◆ DESCRIPTION OF THE TASK ◆
Look through the data below. Collect every line where the word "globalización" occurs.

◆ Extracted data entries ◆
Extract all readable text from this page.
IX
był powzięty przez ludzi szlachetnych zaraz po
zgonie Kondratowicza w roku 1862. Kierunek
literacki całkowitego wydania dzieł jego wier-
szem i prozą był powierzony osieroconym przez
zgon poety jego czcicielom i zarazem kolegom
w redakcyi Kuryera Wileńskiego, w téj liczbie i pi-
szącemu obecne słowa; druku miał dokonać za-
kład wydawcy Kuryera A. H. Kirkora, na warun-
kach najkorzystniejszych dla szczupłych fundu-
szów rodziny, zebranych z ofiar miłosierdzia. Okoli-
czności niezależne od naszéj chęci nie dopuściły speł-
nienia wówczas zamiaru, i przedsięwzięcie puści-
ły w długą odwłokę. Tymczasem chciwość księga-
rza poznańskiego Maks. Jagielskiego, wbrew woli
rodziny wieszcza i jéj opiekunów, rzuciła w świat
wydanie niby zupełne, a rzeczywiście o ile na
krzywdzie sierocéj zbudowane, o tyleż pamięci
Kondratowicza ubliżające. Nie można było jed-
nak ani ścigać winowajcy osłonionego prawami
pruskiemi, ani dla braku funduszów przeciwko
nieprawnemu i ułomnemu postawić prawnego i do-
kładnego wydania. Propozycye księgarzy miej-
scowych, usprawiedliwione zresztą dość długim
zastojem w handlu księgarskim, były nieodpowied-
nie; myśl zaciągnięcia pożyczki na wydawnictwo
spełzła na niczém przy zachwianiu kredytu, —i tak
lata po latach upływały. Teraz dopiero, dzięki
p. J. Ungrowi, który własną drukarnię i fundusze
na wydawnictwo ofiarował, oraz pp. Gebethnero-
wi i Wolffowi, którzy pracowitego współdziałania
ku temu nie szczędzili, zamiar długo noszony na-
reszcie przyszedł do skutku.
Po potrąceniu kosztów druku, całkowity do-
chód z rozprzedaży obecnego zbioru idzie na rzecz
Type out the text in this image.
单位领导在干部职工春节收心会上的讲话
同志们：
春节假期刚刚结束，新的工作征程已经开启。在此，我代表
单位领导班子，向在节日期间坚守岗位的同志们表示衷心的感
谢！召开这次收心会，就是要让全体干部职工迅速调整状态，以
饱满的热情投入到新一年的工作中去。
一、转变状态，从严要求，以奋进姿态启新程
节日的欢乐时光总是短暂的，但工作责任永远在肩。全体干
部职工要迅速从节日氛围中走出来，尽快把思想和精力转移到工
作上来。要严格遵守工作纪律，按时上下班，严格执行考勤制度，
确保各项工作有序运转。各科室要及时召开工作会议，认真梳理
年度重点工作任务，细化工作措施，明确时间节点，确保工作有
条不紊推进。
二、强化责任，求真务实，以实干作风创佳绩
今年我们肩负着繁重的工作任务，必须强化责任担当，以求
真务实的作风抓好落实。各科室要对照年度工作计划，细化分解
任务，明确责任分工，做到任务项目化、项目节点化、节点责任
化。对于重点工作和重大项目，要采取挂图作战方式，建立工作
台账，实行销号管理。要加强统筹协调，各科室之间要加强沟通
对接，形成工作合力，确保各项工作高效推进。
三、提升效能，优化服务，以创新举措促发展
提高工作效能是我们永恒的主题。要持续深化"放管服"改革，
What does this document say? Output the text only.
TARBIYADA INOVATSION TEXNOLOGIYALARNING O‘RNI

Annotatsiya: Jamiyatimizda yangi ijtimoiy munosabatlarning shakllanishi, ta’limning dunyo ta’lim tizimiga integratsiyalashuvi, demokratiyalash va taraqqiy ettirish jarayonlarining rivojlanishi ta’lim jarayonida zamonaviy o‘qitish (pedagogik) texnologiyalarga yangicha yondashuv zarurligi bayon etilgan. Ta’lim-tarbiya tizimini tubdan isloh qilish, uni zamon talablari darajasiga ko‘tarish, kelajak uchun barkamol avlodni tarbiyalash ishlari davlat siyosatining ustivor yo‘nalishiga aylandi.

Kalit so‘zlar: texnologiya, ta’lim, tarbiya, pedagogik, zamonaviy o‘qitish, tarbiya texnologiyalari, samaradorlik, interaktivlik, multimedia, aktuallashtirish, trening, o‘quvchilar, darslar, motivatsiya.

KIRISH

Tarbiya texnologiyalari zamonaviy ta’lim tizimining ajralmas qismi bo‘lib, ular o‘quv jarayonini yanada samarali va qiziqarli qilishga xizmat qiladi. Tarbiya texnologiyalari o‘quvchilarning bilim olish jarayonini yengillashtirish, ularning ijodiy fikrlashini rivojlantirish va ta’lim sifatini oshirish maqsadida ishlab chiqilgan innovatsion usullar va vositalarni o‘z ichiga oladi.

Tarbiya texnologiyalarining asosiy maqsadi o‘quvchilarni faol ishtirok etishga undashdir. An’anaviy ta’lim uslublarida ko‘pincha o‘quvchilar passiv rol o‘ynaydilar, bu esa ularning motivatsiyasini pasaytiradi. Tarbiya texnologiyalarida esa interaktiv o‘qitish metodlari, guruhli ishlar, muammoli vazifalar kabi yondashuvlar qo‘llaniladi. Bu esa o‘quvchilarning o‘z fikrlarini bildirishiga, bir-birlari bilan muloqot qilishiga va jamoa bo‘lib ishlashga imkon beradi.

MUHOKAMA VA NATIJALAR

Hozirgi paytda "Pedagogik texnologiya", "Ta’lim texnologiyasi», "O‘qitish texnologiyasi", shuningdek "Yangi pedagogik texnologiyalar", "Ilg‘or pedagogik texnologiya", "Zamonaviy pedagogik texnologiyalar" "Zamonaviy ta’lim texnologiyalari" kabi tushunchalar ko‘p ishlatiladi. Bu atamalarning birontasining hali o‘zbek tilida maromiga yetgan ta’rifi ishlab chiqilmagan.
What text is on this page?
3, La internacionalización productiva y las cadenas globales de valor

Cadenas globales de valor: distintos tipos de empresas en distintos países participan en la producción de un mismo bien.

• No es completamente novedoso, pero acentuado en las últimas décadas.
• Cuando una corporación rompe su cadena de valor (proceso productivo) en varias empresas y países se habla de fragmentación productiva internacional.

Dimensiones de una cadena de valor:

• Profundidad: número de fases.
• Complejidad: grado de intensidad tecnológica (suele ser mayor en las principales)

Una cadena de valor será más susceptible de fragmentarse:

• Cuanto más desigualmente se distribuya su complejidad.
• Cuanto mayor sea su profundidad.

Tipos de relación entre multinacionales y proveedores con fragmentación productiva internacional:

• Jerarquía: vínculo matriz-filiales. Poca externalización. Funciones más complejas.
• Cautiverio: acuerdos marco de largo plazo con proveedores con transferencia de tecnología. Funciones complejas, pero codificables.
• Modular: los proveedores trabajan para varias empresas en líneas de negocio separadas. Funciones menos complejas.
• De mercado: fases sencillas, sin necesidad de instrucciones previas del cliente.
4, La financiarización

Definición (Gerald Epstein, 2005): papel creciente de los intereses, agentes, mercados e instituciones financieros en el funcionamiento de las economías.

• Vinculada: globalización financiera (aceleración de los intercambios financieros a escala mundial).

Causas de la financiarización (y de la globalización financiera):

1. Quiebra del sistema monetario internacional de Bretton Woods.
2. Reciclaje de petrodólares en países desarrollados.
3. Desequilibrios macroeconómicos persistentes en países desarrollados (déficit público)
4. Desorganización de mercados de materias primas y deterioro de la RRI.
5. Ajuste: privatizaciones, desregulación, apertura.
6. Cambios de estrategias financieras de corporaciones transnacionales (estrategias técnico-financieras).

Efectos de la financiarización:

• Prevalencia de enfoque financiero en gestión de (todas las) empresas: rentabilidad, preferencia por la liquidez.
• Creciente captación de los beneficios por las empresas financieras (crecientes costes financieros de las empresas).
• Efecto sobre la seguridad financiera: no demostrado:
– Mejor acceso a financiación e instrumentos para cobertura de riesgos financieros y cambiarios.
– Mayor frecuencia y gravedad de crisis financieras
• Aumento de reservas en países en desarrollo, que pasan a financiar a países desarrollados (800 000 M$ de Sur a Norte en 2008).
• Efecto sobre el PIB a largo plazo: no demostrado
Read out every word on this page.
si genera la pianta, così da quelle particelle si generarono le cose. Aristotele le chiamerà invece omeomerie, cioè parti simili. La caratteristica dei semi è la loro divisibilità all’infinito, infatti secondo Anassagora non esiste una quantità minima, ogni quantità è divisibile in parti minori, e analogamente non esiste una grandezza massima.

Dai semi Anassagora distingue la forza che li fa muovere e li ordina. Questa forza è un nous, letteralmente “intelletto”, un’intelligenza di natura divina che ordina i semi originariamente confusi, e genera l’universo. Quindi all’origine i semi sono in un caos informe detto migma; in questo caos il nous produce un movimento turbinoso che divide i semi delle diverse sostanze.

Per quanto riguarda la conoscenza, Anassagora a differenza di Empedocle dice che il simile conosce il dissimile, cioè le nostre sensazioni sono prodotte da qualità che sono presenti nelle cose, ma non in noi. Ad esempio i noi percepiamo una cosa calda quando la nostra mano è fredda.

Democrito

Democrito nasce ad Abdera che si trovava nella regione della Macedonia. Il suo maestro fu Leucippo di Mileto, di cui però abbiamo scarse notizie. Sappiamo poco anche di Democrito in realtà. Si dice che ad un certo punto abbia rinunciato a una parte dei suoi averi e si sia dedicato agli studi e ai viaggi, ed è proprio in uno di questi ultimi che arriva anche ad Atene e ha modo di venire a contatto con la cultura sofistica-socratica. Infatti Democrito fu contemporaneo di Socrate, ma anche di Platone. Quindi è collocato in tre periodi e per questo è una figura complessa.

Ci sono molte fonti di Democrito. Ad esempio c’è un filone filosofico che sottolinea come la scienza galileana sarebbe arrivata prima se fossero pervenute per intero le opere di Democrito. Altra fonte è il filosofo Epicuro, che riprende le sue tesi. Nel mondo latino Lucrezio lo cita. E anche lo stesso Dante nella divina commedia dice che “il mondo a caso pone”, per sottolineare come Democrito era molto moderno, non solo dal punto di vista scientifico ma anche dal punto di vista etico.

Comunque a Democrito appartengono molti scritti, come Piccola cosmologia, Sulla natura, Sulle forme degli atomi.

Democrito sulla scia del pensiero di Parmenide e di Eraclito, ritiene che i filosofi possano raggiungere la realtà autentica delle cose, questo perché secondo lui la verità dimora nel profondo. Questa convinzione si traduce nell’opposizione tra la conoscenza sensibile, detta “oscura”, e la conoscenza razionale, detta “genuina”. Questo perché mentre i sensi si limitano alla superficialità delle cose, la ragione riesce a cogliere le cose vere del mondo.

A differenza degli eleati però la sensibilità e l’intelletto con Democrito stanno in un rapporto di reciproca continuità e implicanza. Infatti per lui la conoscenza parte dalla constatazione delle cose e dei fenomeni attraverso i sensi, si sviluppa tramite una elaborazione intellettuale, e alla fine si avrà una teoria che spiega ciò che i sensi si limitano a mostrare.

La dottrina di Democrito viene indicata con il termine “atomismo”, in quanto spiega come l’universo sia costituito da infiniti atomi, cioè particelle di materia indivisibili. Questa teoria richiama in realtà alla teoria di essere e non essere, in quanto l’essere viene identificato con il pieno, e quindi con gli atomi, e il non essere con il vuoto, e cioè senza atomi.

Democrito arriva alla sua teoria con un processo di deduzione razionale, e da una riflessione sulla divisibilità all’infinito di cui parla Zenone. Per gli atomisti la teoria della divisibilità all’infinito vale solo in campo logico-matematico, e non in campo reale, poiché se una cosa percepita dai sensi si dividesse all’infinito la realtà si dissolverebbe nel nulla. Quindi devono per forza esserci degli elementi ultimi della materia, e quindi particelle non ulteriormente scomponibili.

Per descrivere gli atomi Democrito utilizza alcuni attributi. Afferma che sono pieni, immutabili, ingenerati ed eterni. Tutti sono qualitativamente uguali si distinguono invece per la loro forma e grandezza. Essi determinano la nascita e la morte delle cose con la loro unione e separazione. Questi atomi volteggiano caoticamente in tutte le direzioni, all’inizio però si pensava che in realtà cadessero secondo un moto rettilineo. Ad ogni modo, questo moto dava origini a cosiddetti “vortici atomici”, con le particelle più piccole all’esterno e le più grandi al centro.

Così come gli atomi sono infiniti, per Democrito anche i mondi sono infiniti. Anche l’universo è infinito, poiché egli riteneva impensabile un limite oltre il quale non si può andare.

◆ TASK SOLUTION ◆
• Vinculada: globalización financiera (aceleración de los intercambios financieros a escala mundial).
Causas de la financiarización (y de la globalización financiera):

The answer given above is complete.